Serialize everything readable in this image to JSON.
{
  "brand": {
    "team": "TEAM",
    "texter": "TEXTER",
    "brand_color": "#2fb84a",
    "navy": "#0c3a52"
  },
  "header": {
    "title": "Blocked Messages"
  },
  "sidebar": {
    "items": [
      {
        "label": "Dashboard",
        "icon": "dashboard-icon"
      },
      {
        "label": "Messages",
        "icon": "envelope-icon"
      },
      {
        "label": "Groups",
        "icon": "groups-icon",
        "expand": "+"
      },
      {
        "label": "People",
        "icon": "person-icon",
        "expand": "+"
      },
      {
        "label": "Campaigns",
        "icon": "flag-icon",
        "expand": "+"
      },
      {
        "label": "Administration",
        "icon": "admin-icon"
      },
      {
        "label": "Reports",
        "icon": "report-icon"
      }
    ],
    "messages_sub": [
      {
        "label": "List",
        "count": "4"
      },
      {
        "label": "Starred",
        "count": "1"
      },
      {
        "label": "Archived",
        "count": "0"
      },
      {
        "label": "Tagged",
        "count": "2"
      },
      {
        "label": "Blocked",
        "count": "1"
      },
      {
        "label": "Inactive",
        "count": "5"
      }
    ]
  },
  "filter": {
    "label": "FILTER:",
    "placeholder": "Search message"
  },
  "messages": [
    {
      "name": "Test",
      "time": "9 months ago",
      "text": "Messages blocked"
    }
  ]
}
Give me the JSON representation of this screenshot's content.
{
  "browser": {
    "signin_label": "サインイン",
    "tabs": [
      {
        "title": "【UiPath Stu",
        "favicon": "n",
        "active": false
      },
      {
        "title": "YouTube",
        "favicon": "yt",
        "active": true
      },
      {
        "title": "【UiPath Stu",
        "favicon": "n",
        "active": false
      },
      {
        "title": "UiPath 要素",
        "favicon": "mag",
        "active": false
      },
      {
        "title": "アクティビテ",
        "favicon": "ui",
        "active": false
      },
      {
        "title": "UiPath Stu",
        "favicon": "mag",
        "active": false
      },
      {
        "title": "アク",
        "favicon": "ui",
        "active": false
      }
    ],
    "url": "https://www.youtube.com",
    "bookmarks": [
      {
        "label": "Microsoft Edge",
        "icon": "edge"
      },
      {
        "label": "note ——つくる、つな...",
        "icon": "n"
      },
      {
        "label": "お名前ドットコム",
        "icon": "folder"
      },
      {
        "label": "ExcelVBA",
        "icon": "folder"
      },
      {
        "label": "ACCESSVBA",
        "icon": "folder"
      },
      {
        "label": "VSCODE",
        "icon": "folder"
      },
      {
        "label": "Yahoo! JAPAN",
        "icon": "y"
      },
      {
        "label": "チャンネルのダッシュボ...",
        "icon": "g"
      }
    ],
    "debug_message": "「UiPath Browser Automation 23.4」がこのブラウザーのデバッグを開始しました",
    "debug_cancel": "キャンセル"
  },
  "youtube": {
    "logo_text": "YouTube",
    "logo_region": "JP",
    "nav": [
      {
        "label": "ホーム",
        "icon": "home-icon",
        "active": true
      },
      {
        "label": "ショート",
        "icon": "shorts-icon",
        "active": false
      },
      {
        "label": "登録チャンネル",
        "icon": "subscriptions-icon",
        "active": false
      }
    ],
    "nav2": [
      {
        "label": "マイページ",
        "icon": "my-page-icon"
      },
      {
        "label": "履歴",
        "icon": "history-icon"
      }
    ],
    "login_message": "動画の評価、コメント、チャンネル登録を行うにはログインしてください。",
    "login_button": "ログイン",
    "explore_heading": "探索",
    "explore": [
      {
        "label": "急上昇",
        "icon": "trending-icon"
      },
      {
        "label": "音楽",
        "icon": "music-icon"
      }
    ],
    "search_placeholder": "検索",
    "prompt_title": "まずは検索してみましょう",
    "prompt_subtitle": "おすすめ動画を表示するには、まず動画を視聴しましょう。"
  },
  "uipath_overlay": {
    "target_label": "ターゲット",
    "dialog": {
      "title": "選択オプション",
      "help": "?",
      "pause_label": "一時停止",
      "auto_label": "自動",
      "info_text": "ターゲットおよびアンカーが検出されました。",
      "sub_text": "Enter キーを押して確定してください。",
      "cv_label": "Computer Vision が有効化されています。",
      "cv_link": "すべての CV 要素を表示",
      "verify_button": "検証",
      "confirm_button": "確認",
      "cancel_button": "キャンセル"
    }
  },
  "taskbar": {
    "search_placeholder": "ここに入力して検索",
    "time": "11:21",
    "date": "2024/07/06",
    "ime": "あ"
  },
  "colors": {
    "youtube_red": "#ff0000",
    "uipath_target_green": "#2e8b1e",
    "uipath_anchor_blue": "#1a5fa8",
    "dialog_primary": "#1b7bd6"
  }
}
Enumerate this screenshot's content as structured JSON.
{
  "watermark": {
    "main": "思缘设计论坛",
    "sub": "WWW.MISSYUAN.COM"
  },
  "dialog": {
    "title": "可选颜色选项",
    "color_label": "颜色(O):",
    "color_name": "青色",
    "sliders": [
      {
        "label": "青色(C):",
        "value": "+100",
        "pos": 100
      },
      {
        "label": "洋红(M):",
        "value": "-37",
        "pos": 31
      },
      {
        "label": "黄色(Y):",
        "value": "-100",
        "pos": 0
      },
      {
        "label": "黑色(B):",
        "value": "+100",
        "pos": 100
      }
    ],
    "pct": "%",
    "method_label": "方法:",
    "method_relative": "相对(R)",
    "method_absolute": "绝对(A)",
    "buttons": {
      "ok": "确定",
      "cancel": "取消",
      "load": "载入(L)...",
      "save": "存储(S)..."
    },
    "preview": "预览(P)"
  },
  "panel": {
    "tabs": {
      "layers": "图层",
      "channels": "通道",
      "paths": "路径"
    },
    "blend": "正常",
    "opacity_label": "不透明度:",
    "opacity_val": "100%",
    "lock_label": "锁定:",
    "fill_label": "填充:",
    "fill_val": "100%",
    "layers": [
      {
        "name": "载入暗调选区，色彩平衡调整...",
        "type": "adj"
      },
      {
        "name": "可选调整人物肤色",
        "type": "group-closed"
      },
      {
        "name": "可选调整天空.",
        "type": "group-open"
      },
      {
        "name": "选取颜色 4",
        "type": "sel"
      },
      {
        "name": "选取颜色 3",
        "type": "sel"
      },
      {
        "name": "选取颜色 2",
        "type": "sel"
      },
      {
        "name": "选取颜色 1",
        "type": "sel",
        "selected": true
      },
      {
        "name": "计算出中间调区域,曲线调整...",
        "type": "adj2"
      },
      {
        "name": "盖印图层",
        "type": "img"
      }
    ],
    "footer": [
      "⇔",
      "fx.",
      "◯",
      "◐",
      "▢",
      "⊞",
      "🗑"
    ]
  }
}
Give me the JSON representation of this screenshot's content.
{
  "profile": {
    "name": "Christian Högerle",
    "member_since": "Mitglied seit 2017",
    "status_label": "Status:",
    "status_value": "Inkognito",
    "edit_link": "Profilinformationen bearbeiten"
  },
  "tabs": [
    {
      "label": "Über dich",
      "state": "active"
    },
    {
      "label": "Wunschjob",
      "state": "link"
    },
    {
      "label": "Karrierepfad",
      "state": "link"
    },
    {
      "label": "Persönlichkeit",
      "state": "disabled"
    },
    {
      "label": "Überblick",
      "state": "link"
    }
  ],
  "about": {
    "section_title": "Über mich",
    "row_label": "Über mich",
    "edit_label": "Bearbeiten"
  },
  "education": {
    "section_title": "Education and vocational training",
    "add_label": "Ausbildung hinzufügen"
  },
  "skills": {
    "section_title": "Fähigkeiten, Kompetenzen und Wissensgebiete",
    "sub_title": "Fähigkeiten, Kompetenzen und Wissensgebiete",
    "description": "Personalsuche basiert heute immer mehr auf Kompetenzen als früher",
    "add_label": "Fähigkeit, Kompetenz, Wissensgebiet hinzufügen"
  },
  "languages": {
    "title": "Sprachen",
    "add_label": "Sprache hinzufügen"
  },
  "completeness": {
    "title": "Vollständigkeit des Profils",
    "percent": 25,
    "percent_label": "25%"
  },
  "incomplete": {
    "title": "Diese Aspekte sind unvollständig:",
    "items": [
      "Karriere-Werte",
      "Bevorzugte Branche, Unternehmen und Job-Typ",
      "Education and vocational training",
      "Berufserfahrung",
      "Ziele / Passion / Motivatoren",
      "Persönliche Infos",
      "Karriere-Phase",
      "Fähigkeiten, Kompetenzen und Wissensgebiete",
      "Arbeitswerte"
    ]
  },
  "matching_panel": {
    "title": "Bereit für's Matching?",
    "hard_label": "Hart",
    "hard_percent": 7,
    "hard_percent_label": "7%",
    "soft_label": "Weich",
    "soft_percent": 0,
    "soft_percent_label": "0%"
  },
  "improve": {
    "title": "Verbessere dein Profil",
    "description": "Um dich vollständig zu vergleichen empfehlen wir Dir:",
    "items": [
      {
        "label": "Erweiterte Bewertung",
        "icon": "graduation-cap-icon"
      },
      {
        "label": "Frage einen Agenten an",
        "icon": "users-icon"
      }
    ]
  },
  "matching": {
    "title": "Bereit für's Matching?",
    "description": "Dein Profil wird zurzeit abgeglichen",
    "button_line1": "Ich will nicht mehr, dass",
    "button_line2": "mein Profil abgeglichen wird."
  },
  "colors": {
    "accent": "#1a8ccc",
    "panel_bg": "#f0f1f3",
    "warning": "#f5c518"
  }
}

********

**To be done**
Pick out lines containing the word "Fähigkeiten", each one as written.

**Response to this exercise**
    "section_title": "Fähigkeiten, Kompetenzen und Wissensgebiete",
    "sub_title": "Fähigkeiten, Kompetenzen und Wissensgebiete",
      "Fähigkeiten, Kompetenzen und Wissensgebiete",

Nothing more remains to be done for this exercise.